WRITTEN PROBLEM — Pick out every line of the entries below where "shown" occurs, and copy those lines.

::::::::::

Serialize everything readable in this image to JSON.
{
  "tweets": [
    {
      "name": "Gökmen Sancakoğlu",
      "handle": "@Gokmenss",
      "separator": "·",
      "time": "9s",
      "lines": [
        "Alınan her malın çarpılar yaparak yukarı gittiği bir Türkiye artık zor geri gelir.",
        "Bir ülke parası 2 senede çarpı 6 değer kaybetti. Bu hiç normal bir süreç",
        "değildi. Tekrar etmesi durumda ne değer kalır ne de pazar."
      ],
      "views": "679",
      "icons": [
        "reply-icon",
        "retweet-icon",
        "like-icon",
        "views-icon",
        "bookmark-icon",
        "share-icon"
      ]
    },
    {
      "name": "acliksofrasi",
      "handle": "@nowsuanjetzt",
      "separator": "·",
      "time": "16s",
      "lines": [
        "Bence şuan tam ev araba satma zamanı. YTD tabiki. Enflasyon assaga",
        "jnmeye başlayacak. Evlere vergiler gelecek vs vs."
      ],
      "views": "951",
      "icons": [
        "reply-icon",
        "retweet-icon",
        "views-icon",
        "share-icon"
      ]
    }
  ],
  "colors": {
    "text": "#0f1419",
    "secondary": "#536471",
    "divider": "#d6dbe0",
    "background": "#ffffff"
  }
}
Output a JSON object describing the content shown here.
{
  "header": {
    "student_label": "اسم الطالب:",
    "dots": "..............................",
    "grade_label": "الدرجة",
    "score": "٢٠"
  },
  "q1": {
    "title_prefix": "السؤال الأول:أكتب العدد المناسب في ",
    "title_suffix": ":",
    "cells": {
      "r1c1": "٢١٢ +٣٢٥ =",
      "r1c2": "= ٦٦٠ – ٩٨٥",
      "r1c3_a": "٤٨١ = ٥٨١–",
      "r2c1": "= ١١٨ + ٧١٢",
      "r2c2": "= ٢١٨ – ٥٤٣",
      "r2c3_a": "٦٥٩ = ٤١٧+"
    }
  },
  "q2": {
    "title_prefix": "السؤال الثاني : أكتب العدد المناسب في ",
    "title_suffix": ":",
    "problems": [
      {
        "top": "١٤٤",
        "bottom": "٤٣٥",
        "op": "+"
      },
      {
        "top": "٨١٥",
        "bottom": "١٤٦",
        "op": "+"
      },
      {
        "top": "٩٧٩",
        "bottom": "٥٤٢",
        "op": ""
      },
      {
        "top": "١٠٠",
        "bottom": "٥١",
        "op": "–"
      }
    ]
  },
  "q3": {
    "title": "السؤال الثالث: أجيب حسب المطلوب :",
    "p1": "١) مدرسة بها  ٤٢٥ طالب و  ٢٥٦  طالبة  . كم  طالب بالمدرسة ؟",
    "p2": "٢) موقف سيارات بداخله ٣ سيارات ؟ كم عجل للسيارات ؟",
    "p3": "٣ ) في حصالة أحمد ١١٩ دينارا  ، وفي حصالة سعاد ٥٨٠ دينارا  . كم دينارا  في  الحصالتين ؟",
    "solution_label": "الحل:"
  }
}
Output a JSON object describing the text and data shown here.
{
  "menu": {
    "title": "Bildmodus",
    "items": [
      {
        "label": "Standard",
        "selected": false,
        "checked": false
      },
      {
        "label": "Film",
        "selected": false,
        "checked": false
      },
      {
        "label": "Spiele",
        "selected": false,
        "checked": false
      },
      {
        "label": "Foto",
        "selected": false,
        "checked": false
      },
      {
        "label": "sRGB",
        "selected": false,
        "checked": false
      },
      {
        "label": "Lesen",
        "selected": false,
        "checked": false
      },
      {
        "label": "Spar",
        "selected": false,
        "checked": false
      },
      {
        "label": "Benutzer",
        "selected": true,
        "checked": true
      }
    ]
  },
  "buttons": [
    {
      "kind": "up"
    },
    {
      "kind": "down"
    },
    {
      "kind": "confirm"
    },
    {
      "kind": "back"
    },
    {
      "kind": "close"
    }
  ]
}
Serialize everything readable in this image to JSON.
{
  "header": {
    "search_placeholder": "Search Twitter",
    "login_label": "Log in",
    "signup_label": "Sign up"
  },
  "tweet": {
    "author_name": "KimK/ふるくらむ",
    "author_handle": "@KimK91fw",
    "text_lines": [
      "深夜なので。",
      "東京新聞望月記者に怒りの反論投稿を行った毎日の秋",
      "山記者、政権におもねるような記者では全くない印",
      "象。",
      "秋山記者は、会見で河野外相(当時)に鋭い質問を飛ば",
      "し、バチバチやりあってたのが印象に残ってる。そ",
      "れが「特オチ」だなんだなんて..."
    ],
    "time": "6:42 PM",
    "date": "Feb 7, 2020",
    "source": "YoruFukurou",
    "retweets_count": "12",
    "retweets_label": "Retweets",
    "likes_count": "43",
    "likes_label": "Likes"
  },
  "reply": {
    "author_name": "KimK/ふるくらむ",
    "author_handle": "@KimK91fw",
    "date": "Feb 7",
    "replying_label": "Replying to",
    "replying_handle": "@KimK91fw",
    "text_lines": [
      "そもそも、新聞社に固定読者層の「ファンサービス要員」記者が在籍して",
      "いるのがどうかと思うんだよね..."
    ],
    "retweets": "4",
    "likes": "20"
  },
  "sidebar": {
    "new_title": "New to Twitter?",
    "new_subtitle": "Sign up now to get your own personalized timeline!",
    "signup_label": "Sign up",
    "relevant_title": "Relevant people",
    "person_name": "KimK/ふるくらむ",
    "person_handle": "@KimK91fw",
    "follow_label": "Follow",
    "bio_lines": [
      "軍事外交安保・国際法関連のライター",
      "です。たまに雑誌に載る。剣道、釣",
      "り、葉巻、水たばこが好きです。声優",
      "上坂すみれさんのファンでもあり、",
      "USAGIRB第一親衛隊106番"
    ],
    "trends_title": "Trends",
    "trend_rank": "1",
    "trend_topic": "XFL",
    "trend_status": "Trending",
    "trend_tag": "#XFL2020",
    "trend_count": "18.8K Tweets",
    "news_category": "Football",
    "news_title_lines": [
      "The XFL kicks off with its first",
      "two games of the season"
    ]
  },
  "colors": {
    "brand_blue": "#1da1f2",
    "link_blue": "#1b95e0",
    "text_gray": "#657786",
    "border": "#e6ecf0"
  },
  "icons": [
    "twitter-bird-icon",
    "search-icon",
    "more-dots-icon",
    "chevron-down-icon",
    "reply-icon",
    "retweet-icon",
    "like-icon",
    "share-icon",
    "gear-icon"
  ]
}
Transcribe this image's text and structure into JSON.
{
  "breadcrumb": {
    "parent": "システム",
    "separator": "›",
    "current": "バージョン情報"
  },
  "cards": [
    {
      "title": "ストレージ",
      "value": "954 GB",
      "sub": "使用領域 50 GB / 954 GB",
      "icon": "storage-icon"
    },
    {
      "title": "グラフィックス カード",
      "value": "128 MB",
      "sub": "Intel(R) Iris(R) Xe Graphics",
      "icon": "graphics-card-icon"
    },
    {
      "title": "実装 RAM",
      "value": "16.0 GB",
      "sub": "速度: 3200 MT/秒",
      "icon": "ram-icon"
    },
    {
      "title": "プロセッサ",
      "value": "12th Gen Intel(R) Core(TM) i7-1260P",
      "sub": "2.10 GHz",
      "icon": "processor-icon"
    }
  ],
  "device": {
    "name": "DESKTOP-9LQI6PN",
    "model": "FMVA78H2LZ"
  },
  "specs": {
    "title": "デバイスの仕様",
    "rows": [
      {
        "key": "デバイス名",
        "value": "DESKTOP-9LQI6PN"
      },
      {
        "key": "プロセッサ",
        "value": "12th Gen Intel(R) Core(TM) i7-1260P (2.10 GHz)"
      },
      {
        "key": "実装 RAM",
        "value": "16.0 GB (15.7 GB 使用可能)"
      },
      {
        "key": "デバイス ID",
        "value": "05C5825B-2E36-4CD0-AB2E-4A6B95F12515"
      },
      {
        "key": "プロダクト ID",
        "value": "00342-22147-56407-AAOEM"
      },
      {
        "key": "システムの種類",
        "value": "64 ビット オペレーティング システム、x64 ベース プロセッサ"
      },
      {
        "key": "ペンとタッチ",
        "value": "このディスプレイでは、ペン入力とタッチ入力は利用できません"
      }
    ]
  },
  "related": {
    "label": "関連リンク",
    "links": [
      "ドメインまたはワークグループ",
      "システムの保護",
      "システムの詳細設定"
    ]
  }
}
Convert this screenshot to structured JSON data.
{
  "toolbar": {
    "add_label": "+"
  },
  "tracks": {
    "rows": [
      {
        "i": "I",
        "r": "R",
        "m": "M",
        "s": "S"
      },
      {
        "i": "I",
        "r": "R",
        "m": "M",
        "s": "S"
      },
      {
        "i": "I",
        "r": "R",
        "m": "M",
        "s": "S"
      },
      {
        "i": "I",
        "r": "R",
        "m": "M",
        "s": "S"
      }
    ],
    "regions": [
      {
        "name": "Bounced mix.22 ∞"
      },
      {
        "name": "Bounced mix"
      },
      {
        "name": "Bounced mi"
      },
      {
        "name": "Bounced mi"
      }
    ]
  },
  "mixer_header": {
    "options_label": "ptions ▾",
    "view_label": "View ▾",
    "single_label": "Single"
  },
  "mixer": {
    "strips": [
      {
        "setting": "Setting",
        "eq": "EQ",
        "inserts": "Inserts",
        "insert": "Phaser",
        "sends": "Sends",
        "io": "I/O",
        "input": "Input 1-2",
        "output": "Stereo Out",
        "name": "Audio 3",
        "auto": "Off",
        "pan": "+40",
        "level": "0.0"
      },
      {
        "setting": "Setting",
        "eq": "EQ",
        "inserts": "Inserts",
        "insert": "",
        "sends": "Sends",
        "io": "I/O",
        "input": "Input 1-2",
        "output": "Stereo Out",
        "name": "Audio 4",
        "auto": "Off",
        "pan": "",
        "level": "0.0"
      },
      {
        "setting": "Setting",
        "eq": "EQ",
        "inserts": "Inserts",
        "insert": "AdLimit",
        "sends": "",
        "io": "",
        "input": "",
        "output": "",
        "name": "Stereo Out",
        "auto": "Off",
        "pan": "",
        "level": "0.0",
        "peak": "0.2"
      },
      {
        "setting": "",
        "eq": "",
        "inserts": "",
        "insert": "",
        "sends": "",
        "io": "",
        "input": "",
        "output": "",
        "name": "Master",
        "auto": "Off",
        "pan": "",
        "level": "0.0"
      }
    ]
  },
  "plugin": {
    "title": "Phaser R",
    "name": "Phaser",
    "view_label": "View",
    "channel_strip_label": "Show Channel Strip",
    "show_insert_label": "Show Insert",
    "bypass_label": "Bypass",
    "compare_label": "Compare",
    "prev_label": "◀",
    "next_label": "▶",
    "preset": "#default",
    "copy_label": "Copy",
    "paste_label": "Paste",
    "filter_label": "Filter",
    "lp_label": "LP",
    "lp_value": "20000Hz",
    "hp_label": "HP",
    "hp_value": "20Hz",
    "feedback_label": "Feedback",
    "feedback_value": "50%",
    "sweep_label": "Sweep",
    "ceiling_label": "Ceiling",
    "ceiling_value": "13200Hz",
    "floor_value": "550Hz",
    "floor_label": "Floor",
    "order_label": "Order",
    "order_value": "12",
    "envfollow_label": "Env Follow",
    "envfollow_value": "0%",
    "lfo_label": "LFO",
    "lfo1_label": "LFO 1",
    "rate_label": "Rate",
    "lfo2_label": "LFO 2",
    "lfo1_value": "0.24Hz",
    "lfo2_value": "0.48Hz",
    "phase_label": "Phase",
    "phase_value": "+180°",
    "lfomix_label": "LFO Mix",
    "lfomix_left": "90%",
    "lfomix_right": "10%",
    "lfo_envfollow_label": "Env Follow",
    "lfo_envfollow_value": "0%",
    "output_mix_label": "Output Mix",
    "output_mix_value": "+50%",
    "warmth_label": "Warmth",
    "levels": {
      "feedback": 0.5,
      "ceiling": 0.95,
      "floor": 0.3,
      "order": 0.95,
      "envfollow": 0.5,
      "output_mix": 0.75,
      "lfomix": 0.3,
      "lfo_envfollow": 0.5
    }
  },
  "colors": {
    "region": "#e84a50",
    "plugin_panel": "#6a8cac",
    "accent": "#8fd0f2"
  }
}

::::::::::

SOLUTION TO THE PROBLEM —
Output a JSON object describing the content shown here.
Output a JSON object describing the text and data shown here.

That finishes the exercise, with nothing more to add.